■ **GOAL OF THE EXERCISE**
Copy out the lines below word for word, starting with the first line of the records and going on through the line with "- point: [26, 28, 30, 33]".

— start of DATA IN THIS EXERCISE —

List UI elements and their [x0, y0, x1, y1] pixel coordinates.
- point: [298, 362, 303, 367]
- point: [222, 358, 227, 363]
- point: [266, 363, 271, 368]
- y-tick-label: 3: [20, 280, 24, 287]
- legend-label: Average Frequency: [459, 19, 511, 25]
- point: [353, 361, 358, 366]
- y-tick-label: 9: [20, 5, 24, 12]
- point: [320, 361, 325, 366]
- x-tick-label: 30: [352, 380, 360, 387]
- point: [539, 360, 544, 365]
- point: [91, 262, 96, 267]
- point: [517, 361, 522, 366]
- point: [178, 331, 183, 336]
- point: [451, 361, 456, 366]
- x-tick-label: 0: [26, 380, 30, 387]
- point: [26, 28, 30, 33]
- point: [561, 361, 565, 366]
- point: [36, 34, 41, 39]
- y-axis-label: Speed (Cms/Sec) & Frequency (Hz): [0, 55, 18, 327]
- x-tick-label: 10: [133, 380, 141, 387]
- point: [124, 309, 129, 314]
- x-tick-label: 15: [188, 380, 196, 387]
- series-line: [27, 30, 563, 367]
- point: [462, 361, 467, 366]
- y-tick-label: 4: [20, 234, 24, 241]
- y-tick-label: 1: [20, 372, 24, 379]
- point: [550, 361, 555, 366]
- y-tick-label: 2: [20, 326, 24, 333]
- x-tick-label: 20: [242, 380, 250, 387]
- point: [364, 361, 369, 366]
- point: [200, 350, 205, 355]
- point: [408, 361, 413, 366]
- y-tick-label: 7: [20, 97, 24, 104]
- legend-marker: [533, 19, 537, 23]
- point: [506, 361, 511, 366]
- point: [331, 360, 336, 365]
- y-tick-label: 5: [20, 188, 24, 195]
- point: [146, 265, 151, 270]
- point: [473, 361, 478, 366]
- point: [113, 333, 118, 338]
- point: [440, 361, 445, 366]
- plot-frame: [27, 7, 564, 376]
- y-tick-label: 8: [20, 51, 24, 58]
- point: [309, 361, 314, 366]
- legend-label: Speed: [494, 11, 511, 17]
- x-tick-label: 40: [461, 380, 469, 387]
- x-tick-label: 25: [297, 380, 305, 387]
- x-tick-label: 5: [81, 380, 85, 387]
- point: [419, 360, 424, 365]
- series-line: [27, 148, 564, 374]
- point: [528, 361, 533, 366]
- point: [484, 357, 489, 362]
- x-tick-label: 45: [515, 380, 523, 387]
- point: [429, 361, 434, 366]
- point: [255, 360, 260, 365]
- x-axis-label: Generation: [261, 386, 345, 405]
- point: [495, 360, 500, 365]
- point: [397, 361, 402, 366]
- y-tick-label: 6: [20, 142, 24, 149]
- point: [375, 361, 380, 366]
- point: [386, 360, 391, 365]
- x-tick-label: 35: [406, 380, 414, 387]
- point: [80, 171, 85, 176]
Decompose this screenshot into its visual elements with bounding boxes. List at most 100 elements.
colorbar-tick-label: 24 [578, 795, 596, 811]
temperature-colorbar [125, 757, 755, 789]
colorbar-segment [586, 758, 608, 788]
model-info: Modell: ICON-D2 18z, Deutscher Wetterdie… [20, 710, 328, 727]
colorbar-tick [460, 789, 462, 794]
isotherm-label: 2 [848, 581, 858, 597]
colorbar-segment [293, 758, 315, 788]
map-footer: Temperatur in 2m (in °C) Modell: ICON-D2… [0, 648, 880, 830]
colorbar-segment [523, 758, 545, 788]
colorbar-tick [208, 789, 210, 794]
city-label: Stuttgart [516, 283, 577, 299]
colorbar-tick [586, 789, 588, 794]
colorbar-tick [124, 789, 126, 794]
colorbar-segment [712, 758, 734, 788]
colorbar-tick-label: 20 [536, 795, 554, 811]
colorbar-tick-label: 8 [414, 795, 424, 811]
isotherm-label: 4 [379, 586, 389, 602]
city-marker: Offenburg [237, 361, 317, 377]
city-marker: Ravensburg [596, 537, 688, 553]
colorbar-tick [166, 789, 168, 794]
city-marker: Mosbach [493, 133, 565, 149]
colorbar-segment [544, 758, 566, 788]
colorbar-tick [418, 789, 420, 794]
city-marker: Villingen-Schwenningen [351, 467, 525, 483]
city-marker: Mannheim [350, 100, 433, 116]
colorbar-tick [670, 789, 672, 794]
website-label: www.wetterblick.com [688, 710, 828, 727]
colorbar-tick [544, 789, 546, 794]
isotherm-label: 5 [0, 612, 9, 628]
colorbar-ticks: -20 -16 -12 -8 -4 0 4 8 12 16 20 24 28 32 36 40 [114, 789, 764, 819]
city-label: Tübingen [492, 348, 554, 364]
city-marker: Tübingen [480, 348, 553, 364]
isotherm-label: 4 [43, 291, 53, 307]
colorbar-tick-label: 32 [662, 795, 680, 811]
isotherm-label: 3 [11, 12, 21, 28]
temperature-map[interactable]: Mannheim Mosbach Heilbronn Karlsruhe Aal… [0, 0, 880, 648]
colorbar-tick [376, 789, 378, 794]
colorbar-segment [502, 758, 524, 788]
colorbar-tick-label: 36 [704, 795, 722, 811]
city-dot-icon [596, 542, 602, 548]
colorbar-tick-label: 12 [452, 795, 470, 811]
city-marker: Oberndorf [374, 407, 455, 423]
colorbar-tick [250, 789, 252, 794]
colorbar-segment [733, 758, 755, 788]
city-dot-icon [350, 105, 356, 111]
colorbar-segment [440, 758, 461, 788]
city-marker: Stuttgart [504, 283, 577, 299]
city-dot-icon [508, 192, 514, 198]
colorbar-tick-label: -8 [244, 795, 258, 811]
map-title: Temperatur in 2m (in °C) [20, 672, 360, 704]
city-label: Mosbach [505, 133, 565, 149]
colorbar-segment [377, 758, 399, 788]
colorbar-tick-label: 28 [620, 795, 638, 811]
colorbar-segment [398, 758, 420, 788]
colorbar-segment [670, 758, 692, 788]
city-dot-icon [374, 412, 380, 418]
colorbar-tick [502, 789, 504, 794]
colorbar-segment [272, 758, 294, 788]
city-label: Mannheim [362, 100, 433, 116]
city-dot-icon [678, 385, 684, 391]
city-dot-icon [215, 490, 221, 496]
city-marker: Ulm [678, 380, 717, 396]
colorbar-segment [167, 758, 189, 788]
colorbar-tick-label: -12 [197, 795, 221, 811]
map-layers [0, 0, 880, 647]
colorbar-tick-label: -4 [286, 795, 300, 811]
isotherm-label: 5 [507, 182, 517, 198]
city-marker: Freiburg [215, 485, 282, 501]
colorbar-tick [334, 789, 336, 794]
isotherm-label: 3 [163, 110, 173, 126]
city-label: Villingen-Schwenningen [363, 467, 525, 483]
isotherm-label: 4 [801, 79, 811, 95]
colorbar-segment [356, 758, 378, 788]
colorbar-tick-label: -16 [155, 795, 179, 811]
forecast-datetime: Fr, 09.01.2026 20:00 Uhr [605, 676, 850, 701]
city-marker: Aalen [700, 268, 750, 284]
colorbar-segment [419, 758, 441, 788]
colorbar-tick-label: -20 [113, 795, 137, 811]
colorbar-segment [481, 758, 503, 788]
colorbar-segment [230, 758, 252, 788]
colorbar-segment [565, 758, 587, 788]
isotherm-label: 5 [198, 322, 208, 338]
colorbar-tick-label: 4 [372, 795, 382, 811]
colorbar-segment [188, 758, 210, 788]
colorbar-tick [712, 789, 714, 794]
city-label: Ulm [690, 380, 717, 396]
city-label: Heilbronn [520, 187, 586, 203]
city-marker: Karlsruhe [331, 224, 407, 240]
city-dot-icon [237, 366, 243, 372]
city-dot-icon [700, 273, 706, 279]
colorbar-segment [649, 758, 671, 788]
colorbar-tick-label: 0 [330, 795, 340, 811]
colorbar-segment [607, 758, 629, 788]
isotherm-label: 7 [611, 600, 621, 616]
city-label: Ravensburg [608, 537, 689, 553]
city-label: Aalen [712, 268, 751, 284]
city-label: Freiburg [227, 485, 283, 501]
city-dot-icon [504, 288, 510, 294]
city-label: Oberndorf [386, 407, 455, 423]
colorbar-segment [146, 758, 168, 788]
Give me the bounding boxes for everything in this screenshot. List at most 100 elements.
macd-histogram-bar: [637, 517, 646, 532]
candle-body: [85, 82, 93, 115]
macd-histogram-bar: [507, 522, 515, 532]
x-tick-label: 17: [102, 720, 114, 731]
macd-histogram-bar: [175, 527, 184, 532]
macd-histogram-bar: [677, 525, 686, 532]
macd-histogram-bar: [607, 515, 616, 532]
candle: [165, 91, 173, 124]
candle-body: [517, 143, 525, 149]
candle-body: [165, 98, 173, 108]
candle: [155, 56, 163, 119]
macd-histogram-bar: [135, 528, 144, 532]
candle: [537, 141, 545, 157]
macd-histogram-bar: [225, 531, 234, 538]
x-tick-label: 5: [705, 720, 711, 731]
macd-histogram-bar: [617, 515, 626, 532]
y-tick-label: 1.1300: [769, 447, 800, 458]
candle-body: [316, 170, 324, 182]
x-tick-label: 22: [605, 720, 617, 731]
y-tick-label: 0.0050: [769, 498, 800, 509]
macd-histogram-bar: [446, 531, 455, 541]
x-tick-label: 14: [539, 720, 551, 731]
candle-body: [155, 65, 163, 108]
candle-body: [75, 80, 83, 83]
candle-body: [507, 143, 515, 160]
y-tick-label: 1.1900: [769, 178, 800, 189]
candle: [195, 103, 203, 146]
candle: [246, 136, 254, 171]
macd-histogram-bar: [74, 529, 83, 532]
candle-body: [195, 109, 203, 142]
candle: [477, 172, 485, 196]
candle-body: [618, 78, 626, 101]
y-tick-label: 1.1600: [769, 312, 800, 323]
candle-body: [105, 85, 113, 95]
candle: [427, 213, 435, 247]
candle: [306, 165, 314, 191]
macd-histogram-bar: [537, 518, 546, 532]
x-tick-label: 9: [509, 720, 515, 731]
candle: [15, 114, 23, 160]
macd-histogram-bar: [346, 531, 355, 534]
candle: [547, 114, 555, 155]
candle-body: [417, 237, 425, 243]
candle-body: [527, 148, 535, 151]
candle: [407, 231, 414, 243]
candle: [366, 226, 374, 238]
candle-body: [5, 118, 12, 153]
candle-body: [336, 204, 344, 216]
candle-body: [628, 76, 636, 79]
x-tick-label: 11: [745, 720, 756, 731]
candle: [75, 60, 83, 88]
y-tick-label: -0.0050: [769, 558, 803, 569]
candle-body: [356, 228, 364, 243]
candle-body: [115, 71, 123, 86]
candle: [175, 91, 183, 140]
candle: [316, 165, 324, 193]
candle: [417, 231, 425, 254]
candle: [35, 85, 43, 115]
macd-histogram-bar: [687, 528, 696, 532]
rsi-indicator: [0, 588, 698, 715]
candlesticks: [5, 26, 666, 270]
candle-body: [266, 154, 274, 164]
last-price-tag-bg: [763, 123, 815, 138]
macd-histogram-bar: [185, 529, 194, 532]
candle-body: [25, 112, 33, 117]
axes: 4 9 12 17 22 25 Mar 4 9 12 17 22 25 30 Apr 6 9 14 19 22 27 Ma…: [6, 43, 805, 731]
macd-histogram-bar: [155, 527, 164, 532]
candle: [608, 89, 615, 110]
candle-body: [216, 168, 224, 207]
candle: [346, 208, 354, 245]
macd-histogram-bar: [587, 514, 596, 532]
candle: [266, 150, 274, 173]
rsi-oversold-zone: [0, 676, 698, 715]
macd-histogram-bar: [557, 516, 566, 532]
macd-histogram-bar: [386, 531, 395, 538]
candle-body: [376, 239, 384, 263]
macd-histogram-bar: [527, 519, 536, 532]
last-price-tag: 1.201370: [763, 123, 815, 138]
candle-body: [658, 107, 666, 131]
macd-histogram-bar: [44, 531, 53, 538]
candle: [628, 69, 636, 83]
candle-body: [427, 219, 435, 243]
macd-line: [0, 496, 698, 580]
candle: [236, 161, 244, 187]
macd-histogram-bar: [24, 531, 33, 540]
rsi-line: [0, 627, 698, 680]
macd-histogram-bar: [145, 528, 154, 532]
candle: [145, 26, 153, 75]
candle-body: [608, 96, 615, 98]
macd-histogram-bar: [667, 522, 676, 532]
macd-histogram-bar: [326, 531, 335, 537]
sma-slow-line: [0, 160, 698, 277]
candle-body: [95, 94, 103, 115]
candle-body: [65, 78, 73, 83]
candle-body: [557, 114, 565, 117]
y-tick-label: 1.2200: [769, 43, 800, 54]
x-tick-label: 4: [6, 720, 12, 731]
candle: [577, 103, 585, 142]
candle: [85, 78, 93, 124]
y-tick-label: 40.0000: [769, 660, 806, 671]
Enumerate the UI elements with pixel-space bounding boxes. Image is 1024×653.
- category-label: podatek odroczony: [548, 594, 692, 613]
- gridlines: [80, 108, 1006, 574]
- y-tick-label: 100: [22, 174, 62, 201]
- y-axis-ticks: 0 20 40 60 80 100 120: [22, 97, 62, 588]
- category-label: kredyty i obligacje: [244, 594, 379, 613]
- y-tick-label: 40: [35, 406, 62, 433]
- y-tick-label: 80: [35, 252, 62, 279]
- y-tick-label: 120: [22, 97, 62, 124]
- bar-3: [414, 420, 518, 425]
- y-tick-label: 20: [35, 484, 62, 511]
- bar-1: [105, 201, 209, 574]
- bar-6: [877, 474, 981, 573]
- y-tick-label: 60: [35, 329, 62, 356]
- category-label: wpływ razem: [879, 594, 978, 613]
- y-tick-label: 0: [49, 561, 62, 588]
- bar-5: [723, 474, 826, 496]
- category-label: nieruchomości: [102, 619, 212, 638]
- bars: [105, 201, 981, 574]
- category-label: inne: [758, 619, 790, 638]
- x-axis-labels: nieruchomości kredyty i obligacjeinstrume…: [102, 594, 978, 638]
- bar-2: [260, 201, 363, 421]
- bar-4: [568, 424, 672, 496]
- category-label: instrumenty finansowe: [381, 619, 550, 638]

— end of DATA IN THIS EXERCISE —

■ **TASK RESULT**
List UI elements and their [x0, y0, x1, y1] pixel coordinates.
- point: [298, 362, 303, 367]
- point: [222, 358, 227, 363]
- point: [266, 363, 271, 368]
- y-tick-label: 3: [20, 280, 24, 287]
- legend-label: Average Frequency: [459, 19, 511, 25]
- point: [353, 361, 358, 366]
- y-tick-label: 9: [20, 5, 24, 12]
- point: [320, 361, 325, 366]
- x-tick-label: 30: [352, 380, 360, 387]
- point: [539, 360, 544, 365]
- point: [91, 262, 96, 267]
- point: [517, 361, 522, 366]
- point: [178, 331, 183, 336]
- point: [451, 361, 456, 366]
- x-tick-label: 0: [26, 380, 30, 387]
- point: [26, 28, 30, 33]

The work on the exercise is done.